__Task statement__. Omit the pictures, then reproduce every remaining record exactly.
Input data start
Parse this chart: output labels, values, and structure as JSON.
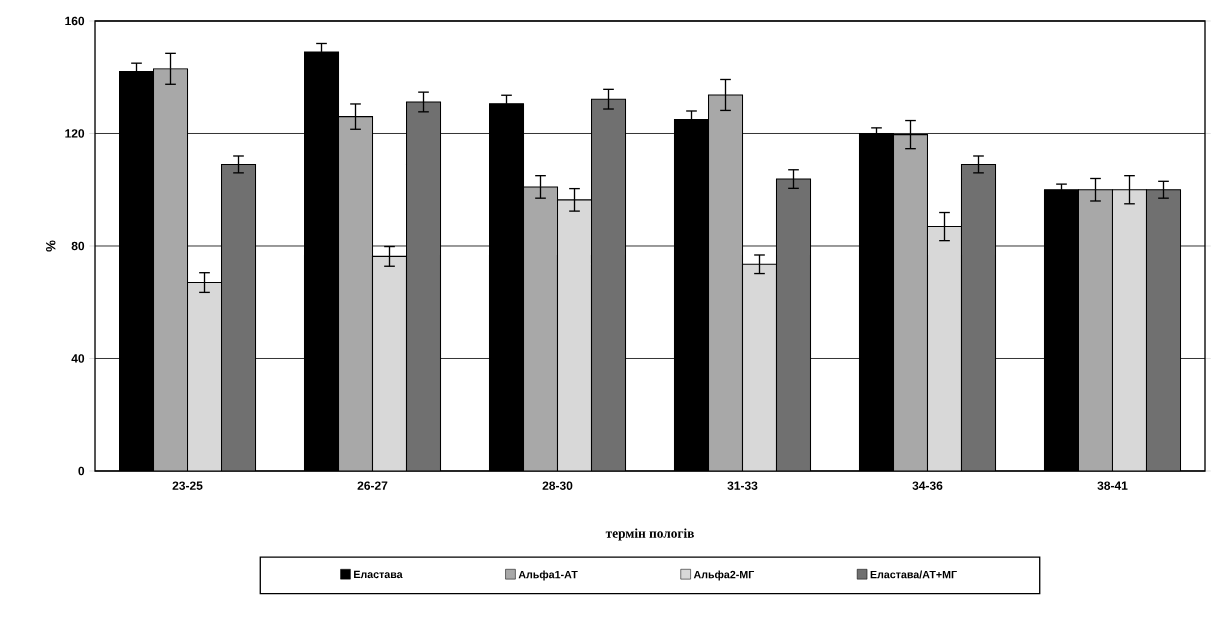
{
  "chart_data": {
    "type": "bar",
    "categories": [
      "23-25",
      "26-27",
      "28-30",
      "31-33",
      "34-36",
      "38-41"
    ],
    "xlabel": "термін пологів",
    "ylabel": "%",
    "ylim": [
      0,
      160
    ],
    "yticks": [
      0,
      40,
      80,
      120,
      160
    ],
    "grid": "y",
    "legend": "bottom",
    "series": [
      {
        "name": "Еластава",
        "color": "#000000",
        "values": [
          142,
          149,
          130.6,
          125,
          120,
          100
        ],
        "errors": [
          3,
          3,
          3,
          3,
          2,
          2
        ]
      },
      {
        "name": "Альфа1-АТ",
        "color": "#a8a8a8",
        "values": [
          143,
          126,
          101,
          133.7,
          119.6,
          100
        ],
        "errors": [
          5.5,
          4.5,
          4,
          5.5,
          5,
          4
        ]
      },
      {
        "name": "Альфа2-МГ",
        "color": "#d8d8d8",
        "values": [
          67,
          76.3,
          96.4,
          73.5,
          86.9,
          100
        ],
        "errors": [
          3.5,
          3.5,
          4,
          3.3,
          5,
          5
        ]
      },
      {
        "name": "Еластава/АТ+МГ",
        "color": "#707070",
        "values": [
          109,
          131.2,
          132.2,
          103.8,
          109,
          100
        ],
        "errors": [
          3,
          3.5,
          3.5,
          3.3,
          3,
          3
        ]
      }
    ]
  }
}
Input data end
__Response to this exercise__.
Parse this chart: output labels, values, and structure as JSON.
{
  "chart_data": {
    "type": "bar",
    "categories": [
      "23-25",
      "26-27",
      "28-30",
      "31-33",
      "34-36",
      "38-41"
    ],
    "xlabel": "термін пологів",
    "ylabel": "%",
    "ylim": [
      0,
      160
    ],
    "yticks": [
      0,
      40,
      80,
      120,
      160
    ],
    "grid": "y",
    "legend": "bottom",
    "series": [
      {
        "name": "Еластава",
        "color": "#000000",
        "values": [
          142,
          149,
          130.6,
          125,
          120,
          100
        ],
        "errors": [
          3,
          3,
          3,
          3,
          2,
          2
        ]
      },
      {
        "name": "Альфа1-АТ",
        "color": "#a8a8a8",
        "values": [
          143,
          126,
          101,
          133.7,
          119.6,
          100
        ],
        "errors": [
          5.5,
          4.5,
          4,
          5.5,
          5,
          4
        ]
      },
      {
        "name": "Альфа2-МГ",
        "color": "#d8d8d8",
        "values": [
          67,
          76.3,
          96.4,
          73.5,
          86.9,
          100
        ],
        "errors": [
          3.5,
          3.5,
          4,
          3.3,
          5,
          5
        ]
      },
      {
        "name": "Еластава/АТ+МГ",
        "color": "#707070",
        "values": [
          109,
          131.2,
          132.2,
          103.8,
          109,
          100
        ],
        "errors": [
          3,
          3.5,
          3.5,
          3.3,
          3,
          3
        ]
      }
    ]
  }
}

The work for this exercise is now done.